SET PROBLEM —
Each entry below is to be printed verbatim.

Stored items
■ ■ ■ ■ ■ ■ ■

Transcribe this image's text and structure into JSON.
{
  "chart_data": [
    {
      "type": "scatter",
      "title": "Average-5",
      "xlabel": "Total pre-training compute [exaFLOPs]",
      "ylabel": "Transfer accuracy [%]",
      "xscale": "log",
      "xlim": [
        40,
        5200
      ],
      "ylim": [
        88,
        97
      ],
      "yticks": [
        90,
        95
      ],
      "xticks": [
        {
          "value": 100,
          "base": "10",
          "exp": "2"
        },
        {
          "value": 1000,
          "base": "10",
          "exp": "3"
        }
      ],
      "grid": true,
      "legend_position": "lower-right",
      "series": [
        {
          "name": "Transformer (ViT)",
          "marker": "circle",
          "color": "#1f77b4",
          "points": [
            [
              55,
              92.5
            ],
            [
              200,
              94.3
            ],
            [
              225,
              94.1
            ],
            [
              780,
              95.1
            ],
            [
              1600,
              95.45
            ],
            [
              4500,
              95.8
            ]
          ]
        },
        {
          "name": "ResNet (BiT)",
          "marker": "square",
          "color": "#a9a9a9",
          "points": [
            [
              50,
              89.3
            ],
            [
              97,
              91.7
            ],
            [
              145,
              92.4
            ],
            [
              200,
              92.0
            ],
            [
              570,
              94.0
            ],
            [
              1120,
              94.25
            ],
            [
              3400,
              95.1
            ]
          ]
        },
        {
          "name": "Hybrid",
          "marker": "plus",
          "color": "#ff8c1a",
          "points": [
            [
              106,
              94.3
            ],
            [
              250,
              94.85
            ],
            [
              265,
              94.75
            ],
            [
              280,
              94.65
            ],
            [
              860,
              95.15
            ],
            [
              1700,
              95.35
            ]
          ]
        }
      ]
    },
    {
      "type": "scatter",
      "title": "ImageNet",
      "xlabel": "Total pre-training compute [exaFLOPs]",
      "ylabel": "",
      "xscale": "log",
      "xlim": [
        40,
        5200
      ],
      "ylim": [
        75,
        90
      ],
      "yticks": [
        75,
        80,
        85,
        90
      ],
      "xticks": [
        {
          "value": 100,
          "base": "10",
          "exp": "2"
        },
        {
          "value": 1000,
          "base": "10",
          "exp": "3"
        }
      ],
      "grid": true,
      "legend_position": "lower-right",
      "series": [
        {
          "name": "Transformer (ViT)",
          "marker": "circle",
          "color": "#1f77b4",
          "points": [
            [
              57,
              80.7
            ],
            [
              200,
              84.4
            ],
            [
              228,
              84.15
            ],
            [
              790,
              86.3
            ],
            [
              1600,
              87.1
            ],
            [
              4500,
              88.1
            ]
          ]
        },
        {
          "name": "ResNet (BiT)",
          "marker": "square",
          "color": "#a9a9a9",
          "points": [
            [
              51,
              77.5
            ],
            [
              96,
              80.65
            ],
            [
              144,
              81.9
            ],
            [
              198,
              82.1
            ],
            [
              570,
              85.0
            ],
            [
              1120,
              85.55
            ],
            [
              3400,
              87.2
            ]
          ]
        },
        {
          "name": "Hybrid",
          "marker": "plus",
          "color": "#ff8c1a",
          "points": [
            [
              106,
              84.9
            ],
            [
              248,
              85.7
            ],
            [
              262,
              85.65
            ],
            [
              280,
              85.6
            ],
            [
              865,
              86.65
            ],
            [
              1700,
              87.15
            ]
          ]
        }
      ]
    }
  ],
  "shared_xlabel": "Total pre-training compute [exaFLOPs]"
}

■ ■ ■ ■ ■ ■ ■

SOLUTION BELOW —
Transcribe this image's text and structure into JSON.
{
  "chart_data": [
    {
      "type": "scatter",
      "title": "Average-5",
      "xlabel": "Total pre-training compute [exaFLOPs]",
      "ylabel": "Transfer accuracy [%]",
      "xscale": "log",
      "xlim": [
        40,
        5200
      ],
      "ylim": [
        88,
        97
      ],
      "yticks": [
        90,
        95
      ],
      "xticks": [
        {
          "value": 100,
          "base": "10",
          "exp": "2"
        },
        {
          "value": 1000,
          "base": "10",
          "exp": "3"
        }
      ],
      "grid": true,
      "legend_position": "lower-right",
      "series": [
        {
          "name": "Transformer (ViT)",
          "marker": "circle",
          "color": "#1f77b4",
          "points": [
            [
              55,
              92.5
            ],
            [
              200,
              94.3
            ],
            [
              225,
              94.1
            ],
            [
              780,
              95.1
            ],
            [
              1600,
              95.45
            ],
            [
              4500,
              95.8
            ]
          ]
        },
        {
          "name": "ResNet (BiT)",
          "marker": "square",
          "color": "#a9a9a9",
          "points": [
            [
              50,
              89.3
            ],
            [
              97,
              91.7
            ],
            [
              145,
              92.4
            ],
            [
              200,
              92.0
            ],
            [
              570,
              94.0
            ],
            [
              1120,
              94.25
            ],
            [
              3400,
              95.1
            ]
          ]
        },
        {
          "name": "Hybrid",
          "marker": "plus",
          "color": "#ff8c1a",
          "points": [
            [
              106,
              94.3
            ],
            [
              250,
              94.85
            ],
            [
              265,
              94.75
            ],
            [
              280,
              94.65
            ],
            [
              860,
              95.15
            ],
            [
              1700,
              95.35
            ]
          ]
        }
      ]
    },
    {
      "type": "scatter",
      "title": "ImageNet",
      "xlabel": "Total pre-training compute [exaFLOPs]",
      "ylabel": "",
      "xscale": "log",
      "xlim": [
        40,
        5200
      ],
      "ylim": [
        75,
        90
      ],
      "yticks": [
        75,
        80,
        85,
        90
      ],
      "xticks": [
        {
          "value": 100,
          "base": "10",
          "exp": "2"
        },
        {
          "value": 1000,
          "base": "10",
          "exp": "3"
        }
      ],
      "grid": true,
      "legend_position": "lower-right",
      "series": [
        {
          "name": "Transformer (ViT)",
          "marker": "circle",
          "color": "#1f77b4",
          "points": [
            [
              57,
              80.7
            ],
            [
              200,
              84.4
            ],
            [
              228,
              84.15
            ],
            [
              790,
              86.3
            ],
            [
              1600,
              87.1
            ],
            [
              4500,
              88.1
            ]
          ]
        },
        {
          "name": "ResNet (BiT)",
          "marker": "square",
          "color": "#a9a9a9",
          "points": [
            [
              51,
              77.5
            ],
            [
              96,
              80.65
            ],
            [
              144,
              81.9
            ],
            [
              198,
              82.1
            ],
            [
              570,
              85.0
            ],
            [
              1120,
              85.55
            ],
            [
              3400,
              87.2
            ]
          ]
        },
        {
          "name": "Hybrid",
          "marker": "plus",
          "color": "#ff8c1a",
          "points": [
            [
              106,
              84.9
            ],
            [
              248,
              85.7
            ],
            [
              262,
              85.65
            ],
            [
              280,
              85.6
            ],
            [
              865,
              86.65
            ],
            [
              1700,
              87.15
            ]
          ]
        }
      ]
    }
  ],
  "shared_xlabel": "Total pre-training compute [exaFLOPs]"
}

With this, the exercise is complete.